═════ MATERIAL PROVIDED

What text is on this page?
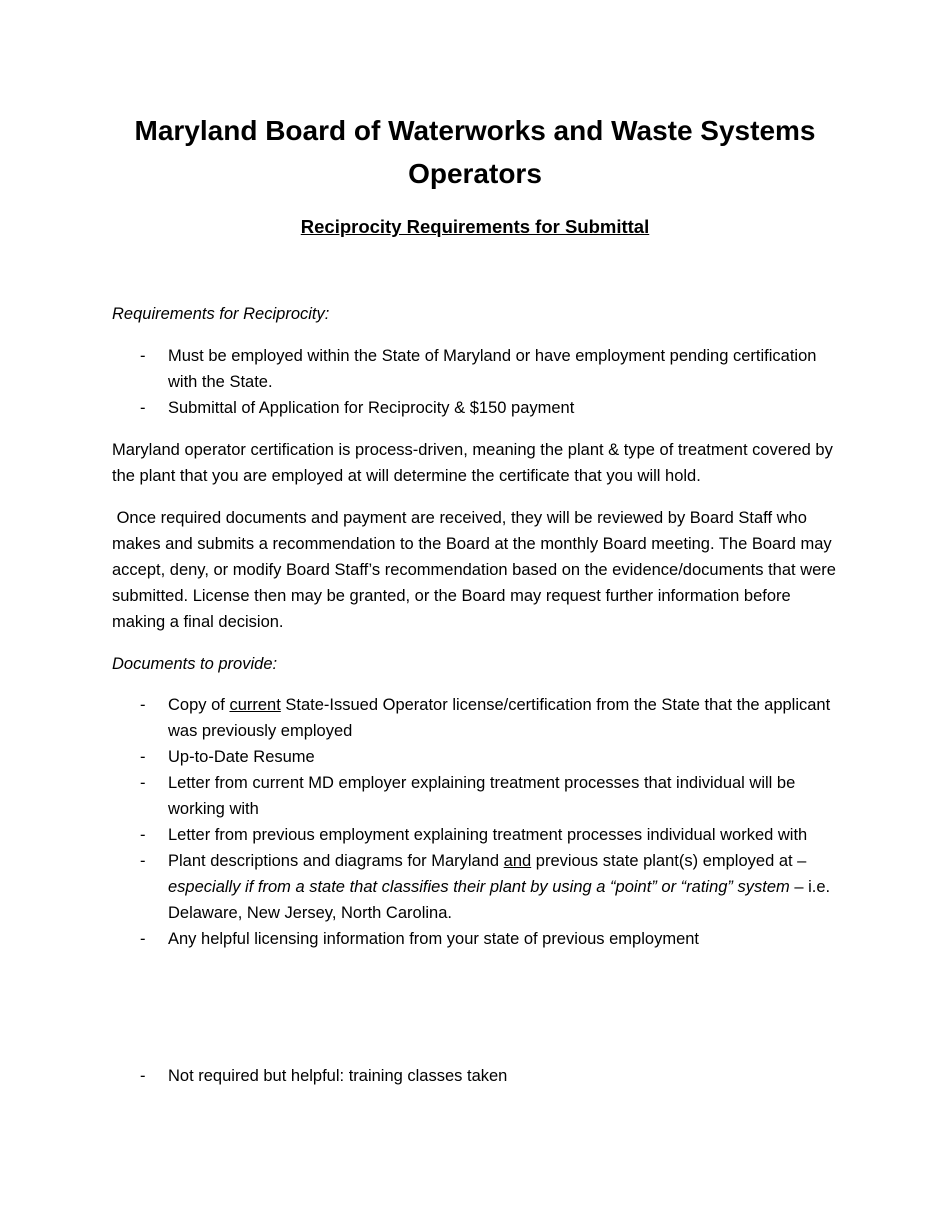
Maryland Board of Waterworks and Waste Systems Operators
Reciprocity Requirements for Submittal

Requirements for Reciprocity:

- Must be employed within the State of Maryland or have employment pending certification with the State.
- Submittal of Application for Reciprocity & $150 payment

Maryland operator certification is process-driven, meaning the plant & type of treatment covered by the plant that you are employed at will determine the certificate that you will hold.

Once required documents and payment are received, they will be reviewed by Board Staff who makes and submits a recommendation to the Board at the monthly Board meeting. The Board may accept, deny, or modify Board Staff’s recommendation based on the evidence/documents that were submitted. License then may be granted, or the Board may request further information before making a final decision.

Documents to provide:

- Copy of current State-Issued Operator license/certification from the State that the applicant was previously employed
- Up-to-Date Resume
- Letter from current MD employer explaining treatment processes that individual will be working with
- Letter from previous employment explaining treatment processes individual worked with
- Plant descriptions and diagrams for Maryland and previous state plant(s) employed at – especially if from a state that classifies their plant by using a “point” or “rating” system – i.e. Delaware, New Jersey, North Carolina.
- Any helpful licensing information from your state of previous employment
- Not required but helpful: training classes taken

══════════

YOUR OBJECTIVE:
The answer is a single number: how many lines include the word "Reciprocity"?

THE RESPONSE:
3